_SHORT PROBLEM_
Copy the data below line for line, with every character and space left unchanged.
○ ○ ○ ○ ○ ○ ○
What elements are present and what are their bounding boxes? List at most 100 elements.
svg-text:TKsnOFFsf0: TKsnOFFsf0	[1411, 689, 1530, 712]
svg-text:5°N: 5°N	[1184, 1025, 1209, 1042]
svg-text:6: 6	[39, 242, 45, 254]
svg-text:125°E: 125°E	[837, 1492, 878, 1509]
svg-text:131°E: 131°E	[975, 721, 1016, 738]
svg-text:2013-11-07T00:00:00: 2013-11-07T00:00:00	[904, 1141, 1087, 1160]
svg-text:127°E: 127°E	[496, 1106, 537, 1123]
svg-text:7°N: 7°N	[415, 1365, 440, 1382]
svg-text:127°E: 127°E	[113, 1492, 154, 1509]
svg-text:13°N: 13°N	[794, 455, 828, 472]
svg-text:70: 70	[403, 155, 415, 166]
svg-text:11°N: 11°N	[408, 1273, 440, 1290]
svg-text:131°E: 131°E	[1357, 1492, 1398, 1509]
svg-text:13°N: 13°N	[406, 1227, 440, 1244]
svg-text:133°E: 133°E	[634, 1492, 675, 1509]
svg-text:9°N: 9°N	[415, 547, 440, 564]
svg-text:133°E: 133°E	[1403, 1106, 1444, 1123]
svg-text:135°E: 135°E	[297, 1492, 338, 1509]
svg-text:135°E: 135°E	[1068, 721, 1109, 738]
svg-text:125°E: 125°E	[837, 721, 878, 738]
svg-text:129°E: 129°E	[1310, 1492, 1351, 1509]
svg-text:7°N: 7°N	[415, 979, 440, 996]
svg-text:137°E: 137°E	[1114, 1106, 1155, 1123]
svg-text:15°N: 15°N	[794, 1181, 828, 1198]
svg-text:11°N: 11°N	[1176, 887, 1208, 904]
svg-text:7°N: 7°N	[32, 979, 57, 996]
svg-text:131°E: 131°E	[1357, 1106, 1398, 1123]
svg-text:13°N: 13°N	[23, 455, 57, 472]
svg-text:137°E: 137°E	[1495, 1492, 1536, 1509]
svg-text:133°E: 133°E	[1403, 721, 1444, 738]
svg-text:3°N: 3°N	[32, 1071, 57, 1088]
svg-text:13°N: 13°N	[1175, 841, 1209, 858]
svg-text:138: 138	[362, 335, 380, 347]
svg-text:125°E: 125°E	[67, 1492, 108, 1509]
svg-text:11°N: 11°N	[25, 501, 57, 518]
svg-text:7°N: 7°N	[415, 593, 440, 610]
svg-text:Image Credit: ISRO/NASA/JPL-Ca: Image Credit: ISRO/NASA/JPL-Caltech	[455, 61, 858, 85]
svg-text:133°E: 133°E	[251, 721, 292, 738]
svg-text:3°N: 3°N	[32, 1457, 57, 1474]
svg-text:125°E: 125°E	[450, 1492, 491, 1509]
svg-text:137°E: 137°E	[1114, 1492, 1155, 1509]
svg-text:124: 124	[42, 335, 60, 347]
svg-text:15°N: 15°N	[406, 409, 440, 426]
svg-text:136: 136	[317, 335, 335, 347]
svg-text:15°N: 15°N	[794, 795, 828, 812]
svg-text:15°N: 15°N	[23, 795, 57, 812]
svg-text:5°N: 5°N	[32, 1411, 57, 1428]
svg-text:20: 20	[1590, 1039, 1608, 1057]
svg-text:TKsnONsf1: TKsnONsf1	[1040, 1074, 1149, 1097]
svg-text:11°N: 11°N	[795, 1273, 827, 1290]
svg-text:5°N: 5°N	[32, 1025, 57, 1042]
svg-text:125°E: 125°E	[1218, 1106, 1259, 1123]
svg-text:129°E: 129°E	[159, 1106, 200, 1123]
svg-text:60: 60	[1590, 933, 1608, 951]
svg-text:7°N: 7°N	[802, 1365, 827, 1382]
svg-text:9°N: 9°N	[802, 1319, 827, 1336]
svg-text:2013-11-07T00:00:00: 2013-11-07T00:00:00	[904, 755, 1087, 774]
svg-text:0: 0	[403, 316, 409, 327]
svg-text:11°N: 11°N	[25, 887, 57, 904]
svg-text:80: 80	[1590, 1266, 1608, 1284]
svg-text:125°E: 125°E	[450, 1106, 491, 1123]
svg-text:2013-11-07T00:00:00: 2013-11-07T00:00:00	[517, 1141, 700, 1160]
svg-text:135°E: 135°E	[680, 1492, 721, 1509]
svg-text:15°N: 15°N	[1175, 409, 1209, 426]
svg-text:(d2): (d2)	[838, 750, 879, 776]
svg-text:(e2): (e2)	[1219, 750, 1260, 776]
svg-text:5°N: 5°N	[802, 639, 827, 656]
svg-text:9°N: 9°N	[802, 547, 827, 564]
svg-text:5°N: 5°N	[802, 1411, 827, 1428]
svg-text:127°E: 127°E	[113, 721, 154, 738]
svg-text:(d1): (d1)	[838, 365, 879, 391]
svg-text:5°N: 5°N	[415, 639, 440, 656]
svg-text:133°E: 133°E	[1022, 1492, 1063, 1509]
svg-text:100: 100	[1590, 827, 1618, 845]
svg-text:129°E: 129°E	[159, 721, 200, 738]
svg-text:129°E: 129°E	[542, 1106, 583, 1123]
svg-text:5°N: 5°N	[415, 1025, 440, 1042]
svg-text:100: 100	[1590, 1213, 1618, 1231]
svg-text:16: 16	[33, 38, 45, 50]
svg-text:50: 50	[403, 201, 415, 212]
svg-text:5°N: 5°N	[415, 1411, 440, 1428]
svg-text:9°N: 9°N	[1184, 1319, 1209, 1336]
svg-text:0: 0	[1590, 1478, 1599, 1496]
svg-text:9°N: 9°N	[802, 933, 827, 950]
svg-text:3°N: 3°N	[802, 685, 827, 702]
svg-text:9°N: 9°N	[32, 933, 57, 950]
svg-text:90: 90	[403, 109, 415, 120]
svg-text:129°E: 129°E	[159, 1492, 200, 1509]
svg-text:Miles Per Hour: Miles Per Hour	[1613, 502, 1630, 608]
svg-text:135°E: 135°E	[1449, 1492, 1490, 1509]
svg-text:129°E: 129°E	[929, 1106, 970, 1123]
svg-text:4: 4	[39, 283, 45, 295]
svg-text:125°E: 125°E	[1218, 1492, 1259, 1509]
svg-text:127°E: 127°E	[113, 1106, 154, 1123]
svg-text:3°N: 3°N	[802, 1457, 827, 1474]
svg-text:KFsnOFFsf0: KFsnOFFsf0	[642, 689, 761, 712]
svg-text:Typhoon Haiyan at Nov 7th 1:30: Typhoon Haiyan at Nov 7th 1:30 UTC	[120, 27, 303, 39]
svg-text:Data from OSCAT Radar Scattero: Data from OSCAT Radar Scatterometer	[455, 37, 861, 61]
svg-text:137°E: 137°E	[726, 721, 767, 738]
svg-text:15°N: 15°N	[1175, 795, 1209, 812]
○ ○ ○ ○ ○ ○ ○
_RESPONSE TO THE TASK_
What elements are present and what are their bounding boxes? List at most 100 elements.
svg-text:TKsnOFFsf0: TKsnOFFsf0	[1411, 689, 1530, 712]
svg-text:5°N: 5°N	[1184, 1025, 1209, 1042]
svg-text:6: 6	[39, 242, 45, 254]
svg-text:125°E: 125°E	[837, 1492, 878, 1509]
svg-text:131°E: 131°E	[975, 721, 1016, 738]
svg-text:2013-11-07T00:00:00: 2013-11-07T00:00:00	[904, 1141, 1087, 1160]
svg-text:127°E: 127°E	[496, 1106, 537, 1123]
svg-text:7°N: 7°N	[415, 1365, 440, 1382]
svg-text:127°E: 127°E	[113, 1492, 154, 1509]
svg-text:13°N: 13°N	[794, 455, 828, 472]
svg-text:70: 70	[403, 155, 415, 166]
svg-text:11°N: 11°N	[408, 1273, 440, 1290]
svg-text:131°E: 131°E	[1357, 1492, 1398, 1509]
svg-text:13°N: 13°N	[406, 1227, 440, 1244]
svg-text:133°E: 133°E	[634, 1492, 675, 1509]
svg-text:9°N: 9°N	[415, 547, 440, 564]
svg-text:133°E: 133°E	[1403, 1106, 1444, 1123]
svg-text:135°E: 135°E	[297, 1492, 338, 1509]
svg-text:135°E: 135°E	[1068, 721, 1109, 738]
svg-text:125°E: 125°E	[837, 721, 878, 738]
svg-text:129°E: 129°E	[1310, 1492, 1351, 1509]
svg-text:7°N: 7°N	[415, 979, 440, 996]
svg-text:137°E: 137°E	[1114, 1106, 1155, 1123]
svg-text:15°N: 15°N	[794, 1181, 828, 1198]
svg-text:11°N: 11°N	[1176, 887, 1208, 904]
svg-text:7°N: 7°N	[32, 979, 57, 996]
svg-text:131°E: 131°E	[1357, 1106, 1398, 1123]
svg-text:13°N: 13°N	[23, 455, 57, 472]
svg-text:137°E: 137°E	[1495, 1492, 1536, 1509]
svg-text:133°E: 133°E	[1403, 721, 1444, 738]
svg-text:3°N: 3°N	[32, 1071, 57, 1088]
svg-text:13°N: 13°N	[1175, 841, 1209, 858]
svg-text:138: 138	[362, 335, 380, 347]
svg-text:125°E: 125°E	[67, 1492, 108, 1509]
svg-text:11°N: 11°N	[25, 501, 57, 518]
svg-text:7°N: 7°N	[415, 593, 440, 610]
svg-text:Image Credit: ISRO/NASA/JPL-Ca: Image Credit: ISRO/NASA/JPL-Caltech	[455, 61, 858, 85]
svg-text:133°E: 133°E	[251, 721, 292, 738]
svg-text:3°N: 3°N	[32, 1457, 57, 1474]
svg-text:125°E: 125°E	[450, 1492, 491, 1509]
svg-text:137°E: 137°E	[1114, 1492, 1155, 1509]
svg-text:124: 124	[42, 335, 60, 347]
svg-text:15°N: 15°N	[406, 409, 440, 426]
svg-text:136: 136	[317, 335, 335, 347]
svg-text:15°N: 15°N	[794, 795, 828, 812]
svg-text:15°N: 15°N	[23, 795, 57, 812]
svg-text:5°N: 5°N	[32, 1411, 57, 1428]
svg-text:20: 20	[1590, 1039, 1608, 1057]
svg-text:TKsnONsf1: TKsnONsf1	[1040, 1074, 1149, 1097]
svg-text:11°N: 11°N	[795, 1273, 827, 1290]
svg-text:5°N: 5°N	[32, 1025, 57, 1042]
svg-text:125°E: 125°E	[1218, 1106, 1259, 1123]
svg-text:129°E: 129°E	[159, 1106, 200, 1123]
svg-text:60: 60	[1590, 933, 1608, 951]
svg-text:7°N: 7°N	[802, 1365, 827, 1382]
svg-text:9°N: 9°N	[802, 1319, 827, 1336]
svg-text:2013-11-07T00:00:00: 2013-11-07T00:00:00	[904, 755, 1087, 774]
svg-text:0: 0	[403, 316, 409, 327]
svg-text:11°N: 11°N	[25, 887, 57, 904]
svg-text:80: 80	[1590, 1266, 1608, 1284]
svg-text:125°E: 125°E	[450, 1106, 491, 1123]
svg-text:2013-11-07T00:00:00: 2013-11-07T00:00:00	[517, 1141, 700, 1160]
svg-text:135°E: 135°E	[680, 1492, 721, 1509]
svg-text:15°N: 15°N	[1175, 409, 1209, 426]
svg-text:(d2): (d2)	[838, 750, 879, 776]
svg-text:(e2): (e2)	[1219, 750, 1260, 776]
svg-text:5°N: 5°N	[802, 639, 827, 656]
svg-text:9°N: 9°N	[802, 547, 827, 564]
svg-text:5°N: 5°N	[802, 1411, 827, 1428]
svg-text:127°E: 127°E	[113, 721, 154, 738]
svg-text:(d1): (d1)	[838, 365, 879, 391]
svg-text:5°N: 5°N	[415, 639, 440, 656]
svg-text:133°E: 133°E	[1022, 1492, 1063, 1509]
svg-text:100: 100	[1590, 827, 1618, 845]
svg-text:129°E: 129°E	[159, 721, 200, 738]
svg-text:129°E: 129°E	[542, 1106, 583, 1123]
svg-text:5°N: 5°N	[415, 1025, 440, 1042]
svg-text:100: 100	[1590, 1213, 1618, 1231]
svg-text:16: 16	[33, 38, 45, 50]
svg-text:50: 50	[403, 201, 415, 212]
svg-text:5°N: 5°N	[415, 1411, 440, 1428]
svg-text:9°N: 9°N	[1184, 1319, 1209, 1336]
svg-text:0: 0	[1590, 1478, 1599, 1496]
svg-text:9°N: 9°N	[802, 933, 827, 950]
svg-text:3°N: 3°N	[802, 685, 827, 702]
svg-text:9°N: 9°N	[32, 933, 57, 950]
svg-text:90: 90	[403, 109, 415, 120]
svg-text:129°E: 129°E	[159, 1492, 200, 1509]
svg-text:Miles Per Hour: Miles Per Hour	[1613, 502, 1630, 608]
svg-text:135°E: 135°E	[1449, 1492, 1490, 1509]
svg-text:129°E: 129°E	[929, 1106, 970, 1123]
svg-text:4: 4	[39, 283, 45, 295]
svg-text:125°E: 125°E	[1218, 1492, 1259, 1509]
svg-text:127°E: 127°E	[113, 1106, 154, 1123]
svg-text:3°N: 3°N	[802, 1457, 827, 1474]
svg-text:KFsnOFFsf0: KFsnOFFsf0	[642, 689, 761, 712]
svg-text:Typhoon Haiyan at Nov 7th 1:30: Typhoon Haiyan at Nov 7th 1:30 UTC	[120, 27, 303, 39]
svg-text:Data from OSCAT Radar Scattero: Data from OSCAT Radar Scatterometer	[455, 37, 861, 61]
svg-text:137°E: 137°E	[726, 721, 767, 738]
svg-text:15°N: 15°N	[1175, 795, 1209, 812]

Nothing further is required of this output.